— What to work on —
Give all of the lines again exactly as they read.

— Information supplied —

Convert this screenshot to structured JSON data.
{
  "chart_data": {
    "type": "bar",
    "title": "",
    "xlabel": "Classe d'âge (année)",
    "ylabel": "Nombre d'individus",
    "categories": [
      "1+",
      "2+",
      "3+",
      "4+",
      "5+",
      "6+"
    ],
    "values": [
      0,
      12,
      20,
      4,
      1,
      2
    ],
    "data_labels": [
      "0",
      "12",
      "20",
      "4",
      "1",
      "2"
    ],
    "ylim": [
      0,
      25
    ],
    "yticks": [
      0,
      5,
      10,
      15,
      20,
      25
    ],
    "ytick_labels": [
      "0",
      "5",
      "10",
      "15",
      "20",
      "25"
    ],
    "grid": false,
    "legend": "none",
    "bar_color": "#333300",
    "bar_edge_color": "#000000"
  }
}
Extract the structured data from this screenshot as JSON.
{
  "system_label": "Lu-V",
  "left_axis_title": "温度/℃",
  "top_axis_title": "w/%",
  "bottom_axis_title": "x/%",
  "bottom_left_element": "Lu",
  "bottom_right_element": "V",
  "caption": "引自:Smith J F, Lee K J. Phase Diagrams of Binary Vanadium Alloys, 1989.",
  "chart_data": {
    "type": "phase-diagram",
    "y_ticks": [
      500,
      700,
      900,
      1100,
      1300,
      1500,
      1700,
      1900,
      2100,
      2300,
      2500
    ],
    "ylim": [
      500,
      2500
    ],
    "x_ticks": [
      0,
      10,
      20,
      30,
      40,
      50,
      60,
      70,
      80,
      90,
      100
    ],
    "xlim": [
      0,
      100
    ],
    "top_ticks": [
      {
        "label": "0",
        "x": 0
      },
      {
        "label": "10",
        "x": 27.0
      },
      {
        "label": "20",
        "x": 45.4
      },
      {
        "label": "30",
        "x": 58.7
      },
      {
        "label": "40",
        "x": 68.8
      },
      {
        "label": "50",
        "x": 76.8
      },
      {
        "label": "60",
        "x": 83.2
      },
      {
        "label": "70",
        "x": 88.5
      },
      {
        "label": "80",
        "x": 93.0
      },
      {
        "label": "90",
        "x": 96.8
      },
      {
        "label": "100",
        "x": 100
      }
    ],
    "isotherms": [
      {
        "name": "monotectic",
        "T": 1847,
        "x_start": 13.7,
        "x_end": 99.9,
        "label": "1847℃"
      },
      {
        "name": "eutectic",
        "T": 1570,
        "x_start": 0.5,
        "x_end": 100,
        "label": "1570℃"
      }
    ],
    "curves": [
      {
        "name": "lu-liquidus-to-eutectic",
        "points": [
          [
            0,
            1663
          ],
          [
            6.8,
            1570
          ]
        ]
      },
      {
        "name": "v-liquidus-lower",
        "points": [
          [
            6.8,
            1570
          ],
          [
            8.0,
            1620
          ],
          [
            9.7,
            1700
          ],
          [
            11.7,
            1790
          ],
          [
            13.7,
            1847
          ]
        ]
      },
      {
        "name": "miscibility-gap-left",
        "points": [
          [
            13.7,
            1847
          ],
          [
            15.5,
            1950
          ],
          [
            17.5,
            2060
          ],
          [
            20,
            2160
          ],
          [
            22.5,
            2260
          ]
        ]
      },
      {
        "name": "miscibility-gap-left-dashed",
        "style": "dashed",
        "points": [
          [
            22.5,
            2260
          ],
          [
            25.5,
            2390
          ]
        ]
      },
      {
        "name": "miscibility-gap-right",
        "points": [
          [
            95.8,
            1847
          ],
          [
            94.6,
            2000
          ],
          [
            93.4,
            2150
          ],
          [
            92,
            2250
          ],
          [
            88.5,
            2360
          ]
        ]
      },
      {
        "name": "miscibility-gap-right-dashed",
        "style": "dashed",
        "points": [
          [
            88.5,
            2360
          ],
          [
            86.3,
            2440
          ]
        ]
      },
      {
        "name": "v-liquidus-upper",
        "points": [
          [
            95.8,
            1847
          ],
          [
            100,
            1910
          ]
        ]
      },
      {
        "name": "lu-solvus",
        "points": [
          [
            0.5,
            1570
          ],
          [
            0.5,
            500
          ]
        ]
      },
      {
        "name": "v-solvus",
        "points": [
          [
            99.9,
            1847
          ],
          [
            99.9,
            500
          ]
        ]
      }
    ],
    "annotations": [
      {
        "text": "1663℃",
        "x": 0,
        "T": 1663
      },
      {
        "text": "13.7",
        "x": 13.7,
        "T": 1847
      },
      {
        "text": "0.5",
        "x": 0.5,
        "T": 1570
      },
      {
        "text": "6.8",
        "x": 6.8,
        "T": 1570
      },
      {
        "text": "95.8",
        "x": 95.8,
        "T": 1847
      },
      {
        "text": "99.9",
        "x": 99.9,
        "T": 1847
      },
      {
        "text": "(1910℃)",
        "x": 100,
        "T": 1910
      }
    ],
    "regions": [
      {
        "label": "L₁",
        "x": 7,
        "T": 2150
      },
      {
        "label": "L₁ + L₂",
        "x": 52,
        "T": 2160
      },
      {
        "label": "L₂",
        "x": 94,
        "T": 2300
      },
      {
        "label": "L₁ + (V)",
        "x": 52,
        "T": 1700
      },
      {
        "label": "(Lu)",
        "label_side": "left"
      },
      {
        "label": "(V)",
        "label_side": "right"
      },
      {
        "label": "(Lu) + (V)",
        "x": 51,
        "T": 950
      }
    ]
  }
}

— Task result —
Convert this screenshot to structured JSON data.
{
  "chart_data": {
    "type": "bar",
    "title": "",
    "xlabel": "Classe d'âge (année)",
    "ylabel": "Nombre d'individus",
    "categories": [
      "1+",
      "2+",
      "3+",
      "4+",
      "5+",
      "6+"
    ],
    "values": [
      0,
      12,
      20,
      4,
      1,
      2
    ],
    "data_labels": [
      "0",
      "12",
      "20",
      "4",
      "1",
      "2"
    ],
    "ylim": [
      0,
      25
    ],
    "yticks": [
      0,
      5,
      10,
      15,
      20,
      25
    ],
    "ytick_labels": [
      "0",
      "5",
      "10",
      "15",
      "20",
      "25"
    ],
    "grid": false,
    "legend": "none",
    "bar_color": "#333300",
    "bar_edge_color": "#000000"
  }
}
Extract the structured data from this screenshot as JSON.
{
  "system_label": "Lu-V",
  "left_axis_title": "温度/℃",
  "top_axis_title": "w/%",
  "bottom_axis_title": "x/%",
  "bottom_left_element": "Lu",
  "bottom_right_element": "V",
  "caption": "引自:Smith J F, Lee K J. Phase Diagrams of Binary Vanadium Alloys, 1989.",
  "chart_data": {
    "type": "phase-diagram",
    "y_ticks": [
      500,
      700,
      900,
      1100,
      1300,
      1500,
      1700,
      1900,
      2100,
      2300,
      2500
    ],
    "ylim": [
      500,
      2500
    ],
    "x_ticks": [
      0,
      10,
      20,
      30,
      40,
      50,
      60,
      70,
      80,
      90,
      100
    ],
    "xlim": [
      0,
      100
    ],
    "top_ticks": [
      {
        "label": "0",
        "x": 0
      },
      {
        "label": "10",
        "x": 27.0
      },
      {
        "label": "20",
        "x": 45.4
      },
      {
        "label": "30",
        "x": 58.7
      },
      {
        "label": "40",
        "x": 68.8
      },
      {
        "label": "50",
        "x": 76.8
      },
      {
        "label": "60",
        "x": 83.2
      },
      {
        "label": "70",
        "x": 88.5
      },
      {
        "label": "80",
        "x": 93.0
      },
      {
        "label": "90",
        "x": 96.8
      },
      {
        "label": "100",
        "x": 100
      }
    ],
    "isotherms": [
      {
        "name": "monotectic",
        "T": 1847,
        "x_start": 13.7,
        "x_end": 99.9,
        "label": "1847℃"
      },
      {
        "name": "eutectic",
        "T": 1570,
        "x_start": 0.5,
        "x_end": 100,
        "label": "1570℃"
      }
    ],
    "curves": [
      {
        "name": "lu-liquidus-to-eutectic",
        "points": [
          [
            0,
            1663
          ],
          [
            6.8,
            1570
          ]
        ]
      },
      {
        "name": "v-liquidus-lower",
        "points": [
          [
            6.8,
            1570
          ],
          [
            8.0,
            1620
          ],
          [
            9.7,
            1700
          ],
          [
            11.7,
            1790
          ],
          [
            13.7,
            1847
          ]
        ]
      },
      {
        "name": "miscibility-gap-left",
        "points": [
          [
            13.7,
            1847
          ],
          [
            15.5,
            1950
          ],
          [
            17.5,
            2060
          ],
          [
            20,
            2160
          ],
          [
            22.5,
            2260
          ]
        ]
      },
      {
        "name": "miscibility-gap-left-dashed",
        "style": "dashed",
        "points": [
          [
            22.5,
            2260
          ],
          [
            25.5,
            2390
          ]
        ]
      },
      {
        "name": "miscibility-gap-right",
        "points": [
          [
            95.8,
            1847
          ],
          [
            94.6,
            2000
          ],
          [
            93.4,
            2150
          ],
          [
            92,
            2250
          ],
          [
            88.5,
            2360
          ]
        ]
      },
      {
        "name": "miscibility-gap-right-dashed",
        "style": "dashed",
        "points": [
          [
            88.5,
            2360
          ],
          [
            86.3,
            2440
          ]
        ]
      },
      {
        "name": "v-liquidus-upper",
        "points": [
          [
            95.8,
            1847
          ],
          [
            100,
            1910
          ]
        ]
      },
      {
        "name": "lu-solvus",
        "points": [
          [
            0.5,
            1570
          ],
          [
            0.5,
            500
          ]
        ]
      },
      {
        "name": "v-solvus",
        "points": [
          [
            99.9,
            1847
          ],
          [
            99.9,
            500
          ]
        ]
      }
    ],
    "annotations": [
      {
        "text": "1663℃",
        "x": 0,
        "T": 1663
      },
      {
        "text": "13.7",
        "x": 13.7,
        "T": 1847
      },
      {
        "text": "0.5",
        "x": 0.5,
        "T": 1570
      },
      {
        "text": "6.8",
        "x": 6.8,
        "T": 1570
      },
      {
        "text": "95.8",
        "x": 95.8,
        "T": 1847
      },
      {
        "text": "99.9",
        "x": 99.9,
        "T": 1847
      },
      {
        "text": "(1910℃)",
        "x": 100,
        "T": 1910
      }
    ],
    "regions": [
      {
        "label": "L₁",
        "x": 7,
        "T": 2150
      },
      {
        "label": "L₁ + L₂",
        "x": 52,
        "T": 2160
      },
      {
        "label": "L₂",
        "x": 94,
        "T": 2300
      },
      {
        "label": "L₁ + (V)",
        "x": 52,
        "T": 1700
      },
      {
        "label": "(Lu)",
        "label_side": "left"
      },
      {
        "label": "(V)",
        "label_side": "right"
      },
      {
        "label": "(Lu) + (V)",
        "x": 51,
        "T": 950
      }
    ]
  }
}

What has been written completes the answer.